Tell how many lines contain the word "location". Reply with the number only.

Entries from a dataset
----------------------------------------

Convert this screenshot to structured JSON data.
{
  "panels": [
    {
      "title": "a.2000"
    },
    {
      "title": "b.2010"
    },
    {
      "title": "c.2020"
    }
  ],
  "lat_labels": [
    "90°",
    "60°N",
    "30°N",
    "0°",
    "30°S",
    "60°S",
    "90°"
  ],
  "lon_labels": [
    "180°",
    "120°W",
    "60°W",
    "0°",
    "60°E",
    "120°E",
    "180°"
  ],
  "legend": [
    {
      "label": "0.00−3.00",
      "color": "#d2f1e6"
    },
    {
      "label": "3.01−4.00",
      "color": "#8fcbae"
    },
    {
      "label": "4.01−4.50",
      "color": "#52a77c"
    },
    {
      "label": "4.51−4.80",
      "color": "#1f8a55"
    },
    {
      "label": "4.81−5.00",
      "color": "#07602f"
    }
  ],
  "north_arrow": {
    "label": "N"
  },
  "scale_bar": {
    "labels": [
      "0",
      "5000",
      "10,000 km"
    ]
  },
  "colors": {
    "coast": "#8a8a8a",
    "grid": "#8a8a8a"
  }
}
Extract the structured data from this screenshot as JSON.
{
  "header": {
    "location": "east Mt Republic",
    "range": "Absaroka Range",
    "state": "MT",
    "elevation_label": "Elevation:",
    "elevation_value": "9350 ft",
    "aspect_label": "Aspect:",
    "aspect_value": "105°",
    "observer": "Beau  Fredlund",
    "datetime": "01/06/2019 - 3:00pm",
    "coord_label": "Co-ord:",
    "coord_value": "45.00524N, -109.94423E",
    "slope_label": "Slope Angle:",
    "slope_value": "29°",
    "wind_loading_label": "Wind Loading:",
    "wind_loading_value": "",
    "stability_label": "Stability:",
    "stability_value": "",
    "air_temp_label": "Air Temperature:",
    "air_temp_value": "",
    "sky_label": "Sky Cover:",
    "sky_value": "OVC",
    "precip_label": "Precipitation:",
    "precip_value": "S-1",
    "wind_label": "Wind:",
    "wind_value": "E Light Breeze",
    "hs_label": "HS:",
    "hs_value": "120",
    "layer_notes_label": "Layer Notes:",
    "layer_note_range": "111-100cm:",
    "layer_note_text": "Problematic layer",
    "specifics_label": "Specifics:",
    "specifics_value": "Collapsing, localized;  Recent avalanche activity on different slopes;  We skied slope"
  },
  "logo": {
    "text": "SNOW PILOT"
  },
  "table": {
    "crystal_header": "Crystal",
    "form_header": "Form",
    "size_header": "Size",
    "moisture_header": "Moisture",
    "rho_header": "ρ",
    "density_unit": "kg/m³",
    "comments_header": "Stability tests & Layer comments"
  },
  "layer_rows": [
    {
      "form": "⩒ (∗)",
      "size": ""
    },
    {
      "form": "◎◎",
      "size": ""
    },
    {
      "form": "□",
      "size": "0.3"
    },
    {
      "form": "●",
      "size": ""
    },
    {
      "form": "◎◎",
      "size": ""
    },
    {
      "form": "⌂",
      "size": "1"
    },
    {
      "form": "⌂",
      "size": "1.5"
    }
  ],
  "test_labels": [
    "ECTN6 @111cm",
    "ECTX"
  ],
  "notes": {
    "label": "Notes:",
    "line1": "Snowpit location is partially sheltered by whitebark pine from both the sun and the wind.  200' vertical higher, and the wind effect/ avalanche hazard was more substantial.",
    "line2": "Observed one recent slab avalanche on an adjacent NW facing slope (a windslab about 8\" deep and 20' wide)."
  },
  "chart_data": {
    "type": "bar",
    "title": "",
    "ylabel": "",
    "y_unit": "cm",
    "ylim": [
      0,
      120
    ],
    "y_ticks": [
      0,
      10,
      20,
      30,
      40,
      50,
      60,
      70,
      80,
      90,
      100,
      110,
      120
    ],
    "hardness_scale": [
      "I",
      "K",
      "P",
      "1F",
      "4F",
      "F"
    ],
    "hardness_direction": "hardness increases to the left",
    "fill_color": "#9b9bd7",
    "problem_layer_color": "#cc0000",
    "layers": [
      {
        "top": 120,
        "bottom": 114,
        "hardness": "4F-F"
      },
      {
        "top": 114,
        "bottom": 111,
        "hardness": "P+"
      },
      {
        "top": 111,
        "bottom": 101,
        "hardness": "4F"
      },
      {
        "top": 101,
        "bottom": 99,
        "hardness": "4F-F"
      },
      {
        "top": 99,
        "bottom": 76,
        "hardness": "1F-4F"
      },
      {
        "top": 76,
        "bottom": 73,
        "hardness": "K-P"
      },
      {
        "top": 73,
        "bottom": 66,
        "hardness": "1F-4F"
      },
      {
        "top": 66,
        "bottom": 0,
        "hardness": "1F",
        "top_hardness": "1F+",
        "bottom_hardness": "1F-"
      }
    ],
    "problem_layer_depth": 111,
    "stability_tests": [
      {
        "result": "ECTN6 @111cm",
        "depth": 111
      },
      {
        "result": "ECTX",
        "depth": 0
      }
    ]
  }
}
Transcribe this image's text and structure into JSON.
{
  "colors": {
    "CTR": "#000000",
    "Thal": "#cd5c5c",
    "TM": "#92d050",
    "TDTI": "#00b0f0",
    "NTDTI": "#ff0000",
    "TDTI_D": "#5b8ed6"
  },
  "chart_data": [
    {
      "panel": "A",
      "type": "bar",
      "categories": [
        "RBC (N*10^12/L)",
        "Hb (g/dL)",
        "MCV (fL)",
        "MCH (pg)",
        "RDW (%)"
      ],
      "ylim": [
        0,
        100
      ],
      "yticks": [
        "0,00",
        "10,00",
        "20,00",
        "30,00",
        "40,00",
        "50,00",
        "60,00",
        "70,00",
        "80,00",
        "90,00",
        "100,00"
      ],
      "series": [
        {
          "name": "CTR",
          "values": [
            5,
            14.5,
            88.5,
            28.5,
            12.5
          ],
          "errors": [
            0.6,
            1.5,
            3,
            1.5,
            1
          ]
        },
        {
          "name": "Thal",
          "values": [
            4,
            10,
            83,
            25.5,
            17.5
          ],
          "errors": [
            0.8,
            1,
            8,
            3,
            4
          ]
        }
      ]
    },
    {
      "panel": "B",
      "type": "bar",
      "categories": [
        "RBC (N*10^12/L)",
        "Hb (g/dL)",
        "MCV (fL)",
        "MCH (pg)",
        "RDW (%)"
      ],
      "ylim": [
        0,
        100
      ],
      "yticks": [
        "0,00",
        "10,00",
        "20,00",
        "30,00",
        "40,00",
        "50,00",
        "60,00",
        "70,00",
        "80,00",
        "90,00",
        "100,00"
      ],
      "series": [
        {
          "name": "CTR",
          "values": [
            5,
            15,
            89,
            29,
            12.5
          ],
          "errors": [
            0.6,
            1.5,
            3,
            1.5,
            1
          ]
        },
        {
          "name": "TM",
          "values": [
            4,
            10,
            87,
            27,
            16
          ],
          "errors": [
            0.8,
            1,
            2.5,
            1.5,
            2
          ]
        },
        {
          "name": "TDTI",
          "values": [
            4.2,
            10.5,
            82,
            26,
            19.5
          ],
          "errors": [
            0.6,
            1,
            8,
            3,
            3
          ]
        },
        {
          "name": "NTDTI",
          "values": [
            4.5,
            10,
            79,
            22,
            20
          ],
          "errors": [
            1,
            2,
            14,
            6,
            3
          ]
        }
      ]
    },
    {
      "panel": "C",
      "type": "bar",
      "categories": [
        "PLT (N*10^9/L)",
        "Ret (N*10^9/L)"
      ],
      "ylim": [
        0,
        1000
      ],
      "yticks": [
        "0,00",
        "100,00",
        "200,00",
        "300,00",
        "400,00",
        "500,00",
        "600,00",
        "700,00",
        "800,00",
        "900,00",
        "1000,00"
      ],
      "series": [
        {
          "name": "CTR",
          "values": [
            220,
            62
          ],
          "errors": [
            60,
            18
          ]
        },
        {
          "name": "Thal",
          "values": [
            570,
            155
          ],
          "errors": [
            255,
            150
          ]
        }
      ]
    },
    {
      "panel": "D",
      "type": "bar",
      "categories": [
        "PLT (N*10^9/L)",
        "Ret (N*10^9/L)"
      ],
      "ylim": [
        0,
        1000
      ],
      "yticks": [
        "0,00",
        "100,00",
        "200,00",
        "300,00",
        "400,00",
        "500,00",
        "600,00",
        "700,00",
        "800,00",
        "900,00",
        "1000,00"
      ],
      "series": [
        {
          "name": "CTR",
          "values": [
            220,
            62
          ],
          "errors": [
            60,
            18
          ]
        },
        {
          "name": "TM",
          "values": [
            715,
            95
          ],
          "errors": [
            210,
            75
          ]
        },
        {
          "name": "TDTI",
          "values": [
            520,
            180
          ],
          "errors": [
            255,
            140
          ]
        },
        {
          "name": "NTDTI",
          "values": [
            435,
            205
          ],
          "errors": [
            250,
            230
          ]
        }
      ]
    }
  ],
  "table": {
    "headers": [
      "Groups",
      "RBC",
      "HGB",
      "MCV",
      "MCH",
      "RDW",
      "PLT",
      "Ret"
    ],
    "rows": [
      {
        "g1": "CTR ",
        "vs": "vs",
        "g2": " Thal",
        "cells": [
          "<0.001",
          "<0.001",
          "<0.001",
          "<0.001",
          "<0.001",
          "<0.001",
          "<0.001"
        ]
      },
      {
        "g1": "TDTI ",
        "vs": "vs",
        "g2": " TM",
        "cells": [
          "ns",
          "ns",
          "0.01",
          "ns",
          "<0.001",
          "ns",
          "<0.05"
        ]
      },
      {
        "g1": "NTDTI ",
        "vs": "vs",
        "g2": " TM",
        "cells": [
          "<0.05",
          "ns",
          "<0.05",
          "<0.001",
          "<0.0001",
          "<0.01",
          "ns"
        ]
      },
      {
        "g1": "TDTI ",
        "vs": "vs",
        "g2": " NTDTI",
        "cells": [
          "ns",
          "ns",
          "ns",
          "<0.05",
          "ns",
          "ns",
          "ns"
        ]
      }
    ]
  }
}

----------------------------------------

= Solution to this problem =
2